(Dataset records)
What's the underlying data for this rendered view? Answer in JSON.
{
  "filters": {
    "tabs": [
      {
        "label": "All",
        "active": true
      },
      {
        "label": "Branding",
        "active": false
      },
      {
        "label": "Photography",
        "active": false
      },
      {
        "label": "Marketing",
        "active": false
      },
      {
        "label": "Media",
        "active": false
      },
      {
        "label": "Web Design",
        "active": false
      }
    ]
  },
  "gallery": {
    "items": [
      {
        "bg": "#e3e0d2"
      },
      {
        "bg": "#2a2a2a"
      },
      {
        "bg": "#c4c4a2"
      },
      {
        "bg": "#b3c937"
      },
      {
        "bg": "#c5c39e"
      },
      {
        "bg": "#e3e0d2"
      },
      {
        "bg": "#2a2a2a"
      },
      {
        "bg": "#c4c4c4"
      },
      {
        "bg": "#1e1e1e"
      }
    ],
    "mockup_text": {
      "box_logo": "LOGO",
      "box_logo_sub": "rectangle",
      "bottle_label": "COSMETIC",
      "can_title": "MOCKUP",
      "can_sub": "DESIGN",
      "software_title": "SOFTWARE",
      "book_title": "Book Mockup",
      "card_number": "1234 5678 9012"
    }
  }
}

* What you are asked to do
Give an exact copy of all the data shown above.

* The output
What's the underlying data for this rendered view? Answer in JSON.
{
  "filters": {
    "tabs": [
      {
        "label": "All",
        "active": true
      },
      {
        "label": "Branding",
        "active": false
      },
      {
        "label": "Photography",
        "active": false
      },
      {
        "label": "Marketing",
        "active": false
      },
      {
        "label": "Media",
        "active": false
      },
      {
        "label": "Web Design",
        "active": false
      }
    ]
  },
  "gallery": {
    "items": [
      {
        "bg": "#e3e0d2"
      },
      {
        "bg": "#2a2a2a"
      },
      {
        "bg": "#c4c4a2"
      },
      {
        "bg": "#b3c937"
      },
      {
        "bg": "#c5c39e"
      },
      {
        "bg": "#e3e0d2"
      },
      {
        "bg": "#2a2a2a"
      },
      {
        "bg": "#c4c4c4"
      },
      {
        "bg": "#1e1e1e"
      }
    ],
    "mockup_text": {
      "box_logo": "LOGO",
      "box_logo_sub": "rectangle",
      "bottle_label": "COSMETIC",
      "can_title": "MOCKUP",
      "can_sub": "DESIGN",
      "software_title": "SOFTWARE",
      "book_title": "Book Mockup",
      "card_number": "1234 5678 9012"
    }
  }
}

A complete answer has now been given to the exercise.